# start of Materials provided

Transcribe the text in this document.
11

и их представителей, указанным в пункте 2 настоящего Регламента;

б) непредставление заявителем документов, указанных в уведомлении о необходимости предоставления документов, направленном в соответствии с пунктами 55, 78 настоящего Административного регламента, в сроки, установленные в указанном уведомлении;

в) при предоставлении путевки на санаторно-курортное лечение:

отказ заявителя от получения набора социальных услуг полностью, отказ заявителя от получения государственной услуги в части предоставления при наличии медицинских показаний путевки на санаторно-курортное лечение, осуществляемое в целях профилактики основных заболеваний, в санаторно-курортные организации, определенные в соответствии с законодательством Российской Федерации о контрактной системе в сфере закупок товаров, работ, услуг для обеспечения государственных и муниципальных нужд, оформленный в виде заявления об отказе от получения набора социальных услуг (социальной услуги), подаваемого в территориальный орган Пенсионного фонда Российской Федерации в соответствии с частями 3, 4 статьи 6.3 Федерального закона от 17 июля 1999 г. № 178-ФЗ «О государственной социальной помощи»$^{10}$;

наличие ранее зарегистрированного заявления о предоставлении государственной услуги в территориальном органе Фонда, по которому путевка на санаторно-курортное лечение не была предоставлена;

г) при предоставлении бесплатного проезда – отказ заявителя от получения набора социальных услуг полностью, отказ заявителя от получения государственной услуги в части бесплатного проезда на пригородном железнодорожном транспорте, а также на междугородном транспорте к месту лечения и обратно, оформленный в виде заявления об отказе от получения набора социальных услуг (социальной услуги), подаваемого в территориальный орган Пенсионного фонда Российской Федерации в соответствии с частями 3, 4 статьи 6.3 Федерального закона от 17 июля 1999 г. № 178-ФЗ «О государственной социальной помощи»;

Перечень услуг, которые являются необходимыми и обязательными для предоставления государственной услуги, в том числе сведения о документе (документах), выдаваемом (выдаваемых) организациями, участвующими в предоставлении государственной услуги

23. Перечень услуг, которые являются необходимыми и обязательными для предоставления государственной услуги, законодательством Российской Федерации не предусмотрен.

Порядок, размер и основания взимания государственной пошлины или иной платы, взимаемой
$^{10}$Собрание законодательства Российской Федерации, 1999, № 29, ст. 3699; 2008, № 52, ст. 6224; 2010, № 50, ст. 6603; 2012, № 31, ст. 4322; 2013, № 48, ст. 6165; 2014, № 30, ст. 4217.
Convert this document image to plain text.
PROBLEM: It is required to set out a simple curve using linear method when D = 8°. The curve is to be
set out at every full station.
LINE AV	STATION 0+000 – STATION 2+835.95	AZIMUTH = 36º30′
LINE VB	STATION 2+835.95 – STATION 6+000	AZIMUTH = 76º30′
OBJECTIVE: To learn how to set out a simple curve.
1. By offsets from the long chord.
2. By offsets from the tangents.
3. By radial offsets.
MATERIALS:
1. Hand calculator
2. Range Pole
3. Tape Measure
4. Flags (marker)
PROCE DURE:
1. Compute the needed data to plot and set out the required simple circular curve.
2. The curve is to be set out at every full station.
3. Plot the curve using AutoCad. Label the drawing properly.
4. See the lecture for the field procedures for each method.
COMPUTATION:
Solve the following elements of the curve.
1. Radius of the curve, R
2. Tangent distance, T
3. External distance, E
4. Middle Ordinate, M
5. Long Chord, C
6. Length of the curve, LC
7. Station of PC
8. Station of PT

# end of Materials provided

Objective
Return the whole listing exactly.

Solution to this problem
Transcribe the text in this document.
11

и их представителей, указанным в пункте 2 настоящего Регламента;

б) непредставление заявителем документов, указанных в уведомлении о необходимости предоставления документов, направленном в соответствии с пунктами 55, 78 настоящего Административного регламента, в сроки, установленные в указанном уведомлении;

в) при предоставлении путевки на санаторно-курортное лечение:

отказ заявителя от получения набора социальных услуг полностью, отказ заявителя от получения государственной услуги в части предоставления при наличии медицинских показаний путевки на санаторно-курортное лечение, осуществляемое в целях профилактики основных заболеваний, в санаторно-курортные организации, определенные в соответствии с законодательством Российской Федерации о контрактной системе в сфере закупок товаров, работ, услуг для обеспечения государственных и муниципальных нужд, оформленный в виде заявления об отказе от получения набора социальных услуг (социальной услуги), подаваемого в территориальный орган Пенсионного фонда Российской Федерации в соответствии с частями 3, 4 статьи 6.3 Федерального закона от 17 июля 1999 г. № 178-ФЗ «О государственной социальной помощи»$^{10}$;

наличие ранее зарегистрированного заявления о предоставлении государственной услуги в территориальном органе Фонда, по которому путевка на санаторно-курортное лечение не была предоставлена;

г) при предоставлении бесплатного проезда – отказ заявителя от получения набора социальных услуг полностью, отказ заявителя от получения государственной услуги в части бесплатного проезда на пригородном железнодорожном транспорте, а также на междугородном транспорте к месту лечения и обратно, оформленный в виде заявления об отказе от получения набора социальных услуг (социальной услуги), подаваемого в территориальный орган Пенсионного фонда Российской Федерации в соответствии с частями 3, 4 статьи 6.3 Федерального закона от 17 июля 1999 г. № 178-ФЗ «О государственной социальной помощи»;

Перечень услуг, которые являются необходимыми и обязательными для предоставления государственной услуги, в том числе сведения о документе (документах), выдаваемом (выдаваемых) организациями, участвующими в предоставлении государственной услуги

23. Перечень услуг, которые являются необходимыми и обязательными для предоставления государственной услуги, законодательством Российской Федерации не предусмотрен.

Порядок, размер и основания взимания государственной пошлины или иной платы, взимаемой
$^{10}$Собрание законодательства Российской Федерации, 1999, № 29, ст. 3699; 2008, № 52, ст. 6224; 2010, № 50, ст. 6603; 2012, № 31, ст. 4322; 2013, № 48, ст. 6165; 2014, № 30, ст. 4217.
Convert this document image to plain text.
PROBLEM: It is required to set out a simple curve using linear method when D = 8°. The curve is to be
set out at every full station.
LINE AV	STATION 0+000 – STATION 2+835.95	AZIMUTH = 36º30′
LINE VB	STATION 2+835.95 – STATION 6+000	AZIMUTH = 76º30′
OBJECTIVE: To learn how to set out a simple curve.
1. By offsets from the long chord.
2. By offsets from the tangents.
3. By radial offsets.
MATERIALS:
1. Hand calculator
2. Range Pole
3. Tape Measure
4. Flags (marker)
PROCE DURE:
1. Compute the needed data to plot and set out the required simple circular curve.
2. The curve is to be set out at every full station.
3. Plot the curve using AutoCad. Label the drawing properly.
4. See the lecture for the field procedures for each method.
COMPUTATION:
Solve the following elements of the curve.
1. Radius of the curve, R
2. Tangent distance, T
3. External distance, E
4. Middle Ordinate, M
5. Long Chord, C
6. Length of the curve, LC
7. Station of PC
8. Station of PT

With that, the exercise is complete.